* Records supplied
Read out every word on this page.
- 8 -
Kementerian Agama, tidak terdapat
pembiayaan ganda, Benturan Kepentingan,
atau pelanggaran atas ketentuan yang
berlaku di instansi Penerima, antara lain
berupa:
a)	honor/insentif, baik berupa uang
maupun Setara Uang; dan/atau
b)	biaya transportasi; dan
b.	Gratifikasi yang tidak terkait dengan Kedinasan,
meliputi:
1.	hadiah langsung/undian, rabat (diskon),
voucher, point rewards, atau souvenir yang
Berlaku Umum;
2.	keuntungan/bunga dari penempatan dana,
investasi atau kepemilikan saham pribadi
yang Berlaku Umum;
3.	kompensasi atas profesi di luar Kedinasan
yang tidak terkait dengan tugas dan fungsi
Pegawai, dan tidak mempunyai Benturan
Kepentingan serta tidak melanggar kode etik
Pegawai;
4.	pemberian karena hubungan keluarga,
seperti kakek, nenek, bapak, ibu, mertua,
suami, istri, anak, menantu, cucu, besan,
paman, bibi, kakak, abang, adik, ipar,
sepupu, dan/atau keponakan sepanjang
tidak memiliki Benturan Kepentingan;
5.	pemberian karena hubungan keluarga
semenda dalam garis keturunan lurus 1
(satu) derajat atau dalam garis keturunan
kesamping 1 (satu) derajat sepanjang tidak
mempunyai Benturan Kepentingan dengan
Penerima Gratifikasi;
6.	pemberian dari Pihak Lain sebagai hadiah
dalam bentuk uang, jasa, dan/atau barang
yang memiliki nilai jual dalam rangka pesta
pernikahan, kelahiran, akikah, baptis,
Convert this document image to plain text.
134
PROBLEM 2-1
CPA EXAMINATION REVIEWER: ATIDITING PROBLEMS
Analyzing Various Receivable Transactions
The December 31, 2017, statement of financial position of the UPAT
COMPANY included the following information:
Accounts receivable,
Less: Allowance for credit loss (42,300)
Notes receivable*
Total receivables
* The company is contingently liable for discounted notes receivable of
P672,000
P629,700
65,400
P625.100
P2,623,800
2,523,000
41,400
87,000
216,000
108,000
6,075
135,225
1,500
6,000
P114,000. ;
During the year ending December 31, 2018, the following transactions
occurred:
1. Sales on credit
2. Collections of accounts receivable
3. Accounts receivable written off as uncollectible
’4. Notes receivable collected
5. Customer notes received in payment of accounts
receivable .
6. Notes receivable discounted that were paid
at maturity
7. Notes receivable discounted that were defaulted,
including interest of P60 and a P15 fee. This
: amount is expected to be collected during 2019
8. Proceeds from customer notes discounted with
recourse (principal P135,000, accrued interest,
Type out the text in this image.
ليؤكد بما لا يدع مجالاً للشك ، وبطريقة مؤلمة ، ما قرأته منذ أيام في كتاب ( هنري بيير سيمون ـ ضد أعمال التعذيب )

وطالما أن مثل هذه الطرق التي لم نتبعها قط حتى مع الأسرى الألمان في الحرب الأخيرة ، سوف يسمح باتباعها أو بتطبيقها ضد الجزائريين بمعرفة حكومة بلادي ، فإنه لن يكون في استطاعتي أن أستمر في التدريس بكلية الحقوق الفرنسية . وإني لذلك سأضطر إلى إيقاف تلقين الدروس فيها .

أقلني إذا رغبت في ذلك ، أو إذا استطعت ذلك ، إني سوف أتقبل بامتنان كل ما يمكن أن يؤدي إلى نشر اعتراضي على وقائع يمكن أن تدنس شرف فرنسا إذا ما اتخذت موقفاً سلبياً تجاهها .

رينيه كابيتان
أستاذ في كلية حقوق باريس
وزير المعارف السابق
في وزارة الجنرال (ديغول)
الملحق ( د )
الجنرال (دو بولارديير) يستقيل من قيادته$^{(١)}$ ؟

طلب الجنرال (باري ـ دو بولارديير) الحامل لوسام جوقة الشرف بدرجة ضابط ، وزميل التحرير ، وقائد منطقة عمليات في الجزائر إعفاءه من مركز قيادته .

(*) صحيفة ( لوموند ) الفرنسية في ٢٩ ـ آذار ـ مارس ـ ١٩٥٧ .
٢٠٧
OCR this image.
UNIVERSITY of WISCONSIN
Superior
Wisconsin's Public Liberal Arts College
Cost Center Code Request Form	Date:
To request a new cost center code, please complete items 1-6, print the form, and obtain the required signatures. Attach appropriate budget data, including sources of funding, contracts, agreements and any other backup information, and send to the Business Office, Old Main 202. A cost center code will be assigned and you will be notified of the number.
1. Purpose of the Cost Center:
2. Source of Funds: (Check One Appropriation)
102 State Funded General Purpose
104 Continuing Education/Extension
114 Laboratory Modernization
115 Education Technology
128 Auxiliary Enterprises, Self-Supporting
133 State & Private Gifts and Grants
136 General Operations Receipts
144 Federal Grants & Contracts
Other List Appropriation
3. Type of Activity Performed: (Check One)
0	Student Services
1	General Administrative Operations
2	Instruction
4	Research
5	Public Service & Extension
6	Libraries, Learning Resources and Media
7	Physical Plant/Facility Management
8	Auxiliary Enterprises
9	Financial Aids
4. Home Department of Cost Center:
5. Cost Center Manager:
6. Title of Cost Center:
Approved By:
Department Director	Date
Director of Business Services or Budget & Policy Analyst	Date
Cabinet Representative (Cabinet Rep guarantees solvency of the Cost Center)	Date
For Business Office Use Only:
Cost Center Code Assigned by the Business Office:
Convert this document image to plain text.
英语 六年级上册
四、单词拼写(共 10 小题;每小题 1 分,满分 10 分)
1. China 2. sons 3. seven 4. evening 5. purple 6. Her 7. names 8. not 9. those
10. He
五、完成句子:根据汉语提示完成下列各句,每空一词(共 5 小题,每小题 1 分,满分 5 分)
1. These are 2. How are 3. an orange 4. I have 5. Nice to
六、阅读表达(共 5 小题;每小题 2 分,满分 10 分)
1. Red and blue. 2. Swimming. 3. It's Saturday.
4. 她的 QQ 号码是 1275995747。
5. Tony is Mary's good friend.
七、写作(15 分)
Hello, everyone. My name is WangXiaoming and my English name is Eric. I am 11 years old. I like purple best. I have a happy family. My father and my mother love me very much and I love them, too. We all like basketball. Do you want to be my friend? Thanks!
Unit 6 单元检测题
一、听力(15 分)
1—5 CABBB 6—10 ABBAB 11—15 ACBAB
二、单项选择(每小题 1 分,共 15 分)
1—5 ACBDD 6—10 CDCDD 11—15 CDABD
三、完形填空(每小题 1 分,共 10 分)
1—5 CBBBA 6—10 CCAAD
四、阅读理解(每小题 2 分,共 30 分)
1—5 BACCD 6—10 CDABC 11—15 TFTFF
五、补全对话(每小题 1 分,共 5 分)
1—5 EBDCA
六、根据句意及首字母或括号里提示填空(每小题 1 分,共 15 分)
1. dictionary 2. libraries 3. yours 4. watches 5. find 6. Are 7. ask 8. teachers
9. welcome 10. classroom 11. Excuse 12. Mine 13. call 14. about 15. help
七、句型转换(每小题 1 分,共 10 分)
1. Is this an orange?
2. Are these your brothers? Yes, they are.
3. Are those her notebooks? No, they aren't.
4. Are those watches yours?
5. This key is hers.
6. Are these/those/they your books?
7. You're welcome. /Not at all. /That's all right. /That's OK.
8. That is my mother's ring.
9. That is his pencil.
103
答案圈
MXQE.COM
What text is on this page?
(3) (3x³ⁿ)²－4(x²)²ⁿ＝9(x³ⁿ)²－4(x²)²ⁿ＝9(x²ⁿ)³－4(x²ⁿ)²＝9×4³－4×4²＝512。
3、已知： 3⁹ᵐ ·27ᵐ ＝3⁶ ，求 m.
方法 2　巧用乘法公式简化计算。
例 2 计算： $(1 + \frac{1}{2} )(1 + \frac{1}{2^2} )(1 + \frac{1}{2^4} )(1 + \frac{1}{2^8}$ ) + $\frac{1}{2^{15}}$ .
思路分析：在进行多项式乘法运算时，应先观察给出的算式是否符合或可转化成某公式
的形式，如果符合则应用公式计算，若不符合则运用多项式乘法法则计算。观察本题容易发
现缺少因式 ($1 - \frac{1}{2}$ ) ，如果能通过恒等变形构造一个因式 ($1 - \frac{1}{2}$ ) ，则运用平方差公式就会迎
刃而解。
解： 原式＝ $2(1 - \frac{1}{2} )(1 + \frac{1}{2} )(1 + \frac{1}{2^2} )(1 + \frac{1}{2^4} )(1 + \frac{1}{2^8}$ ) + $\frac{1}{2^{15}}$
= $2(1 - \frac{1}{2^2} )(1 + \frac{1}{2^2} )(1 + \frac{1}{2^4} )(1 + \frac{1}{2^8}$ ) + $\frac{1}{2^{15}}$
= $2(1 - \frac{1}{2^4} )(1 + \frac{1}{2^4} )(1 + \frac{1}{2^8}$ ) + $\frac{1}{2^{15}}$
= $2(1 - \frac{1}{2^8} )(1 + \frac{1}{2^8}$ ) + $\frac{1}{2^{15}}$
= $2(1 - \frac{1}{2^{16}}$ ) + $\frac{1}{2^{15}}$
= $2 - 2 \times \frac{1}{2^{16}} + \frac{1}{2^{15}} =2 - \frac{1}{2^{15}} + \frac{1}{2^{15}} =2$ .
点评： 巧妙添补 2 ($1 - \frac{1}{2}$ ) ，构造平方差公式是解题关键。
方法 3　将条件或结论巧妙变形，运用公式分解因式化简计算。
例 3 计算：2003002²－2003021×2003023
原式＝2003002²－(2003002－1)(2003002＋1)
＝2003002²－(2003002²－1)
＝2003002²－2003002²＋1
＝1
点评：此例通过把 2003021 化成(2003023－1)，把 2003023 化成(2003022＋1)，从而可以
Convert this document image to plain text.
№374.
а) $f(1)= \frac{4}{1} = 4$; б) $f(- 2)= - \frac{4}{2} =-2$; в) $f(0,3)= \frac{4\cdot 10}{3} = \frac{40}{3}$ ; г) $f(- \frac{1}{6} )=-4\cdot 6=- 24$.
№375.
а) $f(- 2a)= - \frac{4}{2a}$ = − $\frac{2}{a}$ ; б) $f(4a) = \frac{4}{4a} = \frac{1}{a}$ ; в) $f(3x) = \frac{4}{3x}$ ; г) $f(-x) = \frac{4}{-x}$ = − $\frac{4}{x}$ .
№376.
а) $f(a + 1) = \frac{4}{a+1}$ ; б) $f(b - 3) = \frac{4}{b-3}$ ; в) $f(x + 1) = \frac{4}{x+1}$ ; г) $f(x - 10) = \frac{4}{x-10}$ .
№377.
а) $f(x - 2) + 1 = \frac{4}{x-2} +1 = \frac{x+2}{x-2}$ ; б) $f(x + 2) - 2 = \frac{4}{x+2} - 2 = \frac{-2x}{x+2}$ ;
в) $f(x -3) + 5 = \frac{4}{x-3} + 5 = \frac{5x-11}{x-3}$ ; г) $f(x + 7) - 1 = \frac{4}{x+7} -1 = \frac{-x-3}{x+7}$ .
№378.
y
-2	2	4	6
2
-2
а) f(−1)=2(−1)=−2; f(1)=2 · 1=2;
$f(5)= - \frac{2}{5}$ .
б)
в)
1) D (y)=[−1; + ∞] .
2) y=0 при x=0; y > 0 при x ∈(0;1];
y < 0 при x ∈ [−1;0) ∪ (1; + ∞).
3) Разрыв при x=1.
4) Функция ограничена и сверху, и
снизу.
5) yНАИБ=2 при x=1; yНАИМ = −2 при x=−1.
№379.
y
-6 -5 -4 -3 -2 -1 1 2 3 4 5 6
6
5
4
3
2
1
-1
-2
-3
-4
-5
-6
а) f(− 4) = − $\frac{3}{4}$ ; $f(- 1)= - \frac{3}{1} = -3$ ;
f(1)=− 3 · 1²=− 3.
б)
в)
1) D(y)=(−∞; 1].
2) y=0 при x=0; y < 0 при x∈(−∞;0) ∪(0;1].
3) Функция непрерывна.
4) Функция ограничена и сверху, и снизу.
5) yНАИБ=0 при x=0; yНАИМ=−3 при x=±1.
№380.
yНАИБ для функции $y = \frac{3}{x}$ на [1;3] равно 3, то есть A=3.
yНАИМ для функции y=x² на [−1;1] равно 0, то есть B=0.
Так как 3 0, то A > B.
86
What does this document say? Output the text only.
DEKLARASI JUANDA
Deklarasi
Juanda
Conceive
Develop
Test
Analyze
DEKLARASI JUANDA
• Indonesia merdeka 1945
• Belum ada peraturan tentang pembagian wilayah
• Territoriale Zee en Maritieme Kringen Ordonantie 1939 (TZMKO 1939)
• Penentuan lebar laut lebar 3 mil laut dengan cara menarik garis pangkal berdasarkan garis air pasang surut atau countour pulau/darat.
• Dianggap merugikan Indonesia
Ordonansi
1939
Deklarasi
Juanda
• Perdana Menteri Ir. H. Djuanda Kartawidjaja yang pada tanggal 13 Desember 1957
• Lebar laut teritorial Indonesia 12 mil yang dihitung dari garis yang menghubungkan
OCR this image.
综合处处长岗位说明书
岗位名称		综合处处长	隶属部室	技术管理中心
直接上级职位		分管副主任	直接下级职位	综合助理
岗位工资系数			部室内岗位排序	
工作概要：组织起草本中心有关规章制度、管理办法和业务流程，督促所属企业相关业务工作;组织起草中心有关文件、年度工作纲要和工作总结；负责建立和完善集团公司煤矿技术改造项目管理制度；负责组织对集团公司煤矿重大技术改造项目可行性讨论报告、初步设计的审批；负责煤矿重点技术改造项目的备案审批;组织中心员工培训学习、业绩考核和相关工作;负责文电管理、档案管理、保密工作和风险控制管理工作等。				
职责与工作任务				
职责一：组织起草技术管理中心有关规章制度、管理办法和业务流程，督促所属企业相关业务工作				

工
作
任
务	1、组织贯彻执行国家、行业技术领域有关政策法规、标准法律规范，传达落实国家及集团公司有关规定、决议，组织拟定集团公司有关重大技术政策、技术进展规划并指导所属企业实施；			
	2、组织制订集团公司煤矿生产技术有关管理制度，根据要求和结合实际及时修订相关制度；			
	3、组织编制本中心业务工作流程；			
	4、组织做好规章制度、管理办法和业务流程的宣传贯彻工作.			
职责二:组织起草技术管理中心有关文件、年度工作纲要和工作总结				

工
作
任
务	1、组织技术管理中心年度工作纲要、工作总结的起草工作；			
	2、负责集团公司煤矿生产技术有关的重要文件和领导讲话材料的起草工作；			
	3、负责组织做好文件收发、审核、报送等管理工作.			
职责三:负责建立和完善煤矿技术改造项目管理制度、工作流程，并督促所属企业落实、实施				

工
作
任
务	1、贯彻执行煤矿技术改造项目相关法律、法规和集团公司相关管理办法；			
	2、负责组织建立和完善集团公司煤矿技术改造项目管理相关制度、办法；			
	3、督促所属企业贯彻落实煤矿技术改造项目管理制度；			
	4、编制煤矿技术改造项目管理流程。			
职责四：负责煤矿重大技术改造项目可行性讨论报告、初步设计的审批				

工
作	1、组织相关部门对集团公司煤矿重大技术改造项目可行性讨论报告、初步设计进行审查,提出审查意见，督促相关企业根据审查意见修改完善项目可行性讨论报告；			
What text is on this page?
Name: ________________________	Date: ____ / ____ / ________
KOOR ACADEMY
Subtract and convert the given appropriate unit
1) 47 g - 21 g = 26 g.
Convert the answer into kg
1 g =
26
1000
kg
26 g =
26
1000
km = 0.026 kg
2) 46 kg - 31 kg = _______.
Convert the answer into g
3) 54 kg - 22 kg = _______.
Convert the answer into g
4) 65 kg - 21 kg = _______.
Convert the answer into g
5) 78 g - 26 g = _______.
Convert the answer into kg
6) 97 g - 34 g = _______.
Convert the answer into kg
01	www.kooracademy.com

* Given task
Copy each line of the listing in which the word "garis" can be found.

* Written solution
semenda dalam garis keturunan lurus 1
(satu) derajat atau dalam garis keturunan
• Penentuan lebar laut lebar 3 mil laut dengan cara menarik garis pangkal berdasarkan garis air pasang surut atau countour pulau/darat.
• Lebar laut teritorial Indonesia 12 mil yang dihitung dari garis yang menghubungkan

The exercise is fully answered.